**Challenge:** Your task is to transcribe all of the data below exactly, omitting the images.

**Source material:**
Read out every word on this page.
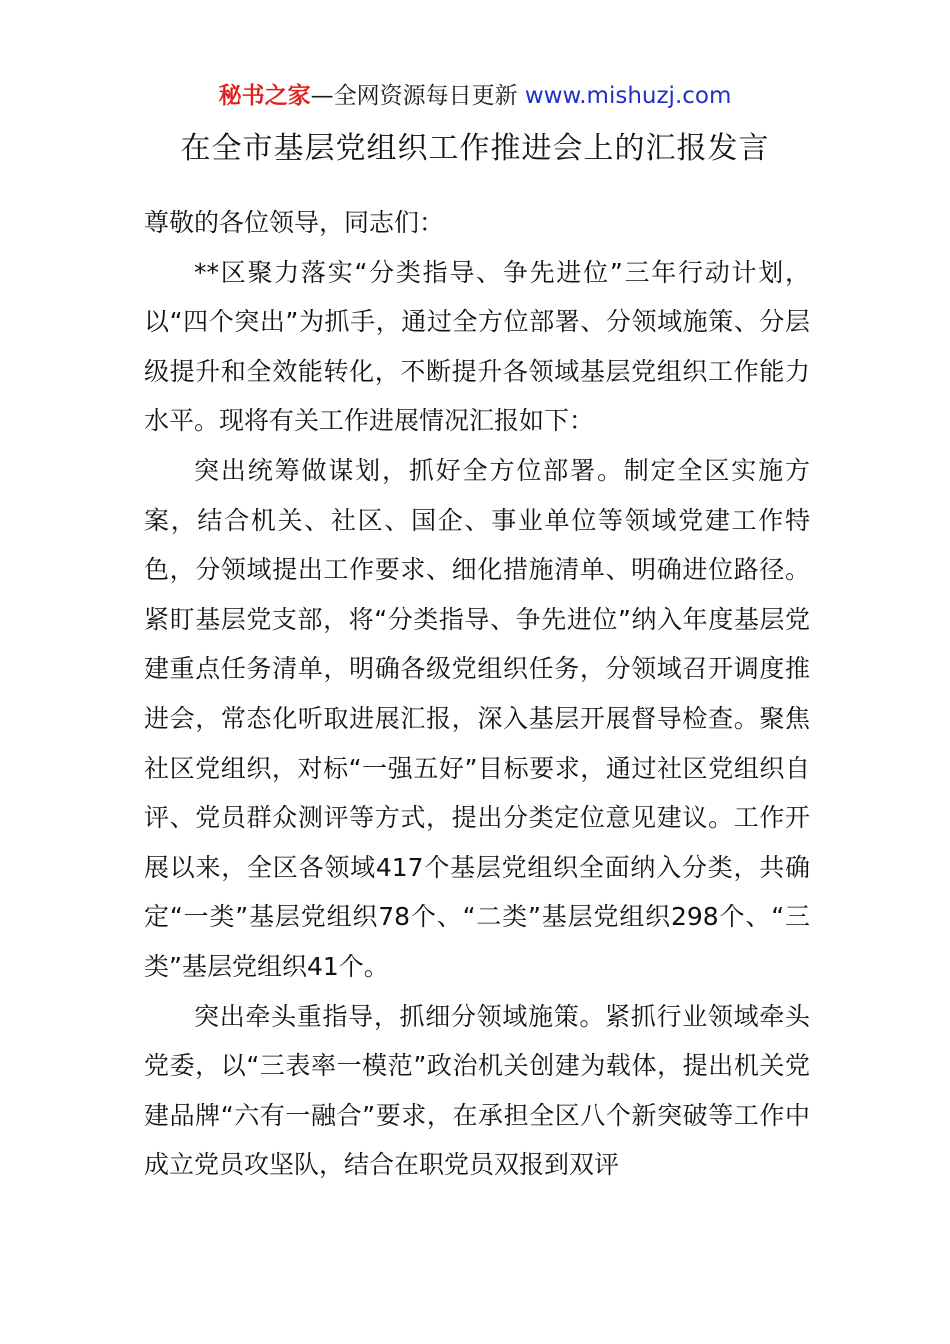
秘书之家—全网资源每日更新 www.mishuzj.com
在全市基层党组织工作推进会上的汇报发言

尊敬的各位领导，同志们：

**区聚力落实“分类指导、争先进位”三年行动计划，以“四个突出”为抓手，通过全方位部署、分领域施策、分层级提升和全效能转化，不断提升各领域基层党组织工作能力水平。现将有关工作进展情况汇报如下：

突出统筹做谋划，抓好全方位部署。制定全区实施方案，结合机关、社区、国企、事业单位等领域党建工作特色，分领域提出工作要求、细化措施清单、明确进位路径。紧盯基层党支部，将“分类指导、争先进位”纳入年度基层党建重点任务清单，明确各级党组织任务，分领域召开调度推进会，常态化听取进展汇报，深入基层开展督导检查。聚焦社区党组织，对标“一强五好”目标要求，通过社区党组织自评、党员群众测评等方式，提出分类定位意见建议。工作开展以来，全区各领域417个基层党组织全面纳入分类，共确定“一类”基层党组织78个、“二类”基层党组织298个、“三类”基层党组织41个。

突出牵头重指导，抓细分领域施策。紧抓行业领域牵头党委，以“三表率一模范”政治机关创建为载体，提出机关党建品牌“六有一融合”要求，在承担全区八个新突破等工作中成立党员攻坚队，结合在职党员双报到双评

**Written answer:**
Read out every word on this page.
秘书之家—全网资源每日更新 www.mishuzj.com
在全市基层党组织工作推进会上的汇报发言

尊敬的各位领导，同志们：

**区聚力落实“分类指导、争先进位”三年行动计划，以“四个突出”为抓手，通过全方位部署、分领域施策、分层级提升和全效能转化，不断提升各领域基层党组织工作能力水平。现将有关工作进展情况汇报如下：

突出统筹做谋划，抓好全方位部署。制定全区实施方案，结合机关、社区、国企、事业单位等领域党建工作特色，分领域提出工作要求、细化措施清单、明确进位路径。紧盯基层党支部，将“分类指导、争先进位”纳入年度基层党建重点任务清单，明确各级党组织任务，分领域召开调度推进会，常态化听取进展汇报，深入基层开展督导检查。聚焦社区党组织，对标“一强五好”目标要求，通过社区党组织自评、党员群众测评等方式，提出分类定位意见建议。工作开展以来，全区各领域417个基层党组织全面纳入分类，共确定“一类”基层党组织78个、“二类”基层党组织298个、“三类”基层党组织41个。

突出牵头重指导，抓细分领域施策。紧抓行业领域牵头党委，以“三表率一模范”政治机关创建为载体，提出机关党建品牌“六有一融合”要求，在承担全区八个新突破等工作中成立党员攻坚队，结合在职党员双报到双评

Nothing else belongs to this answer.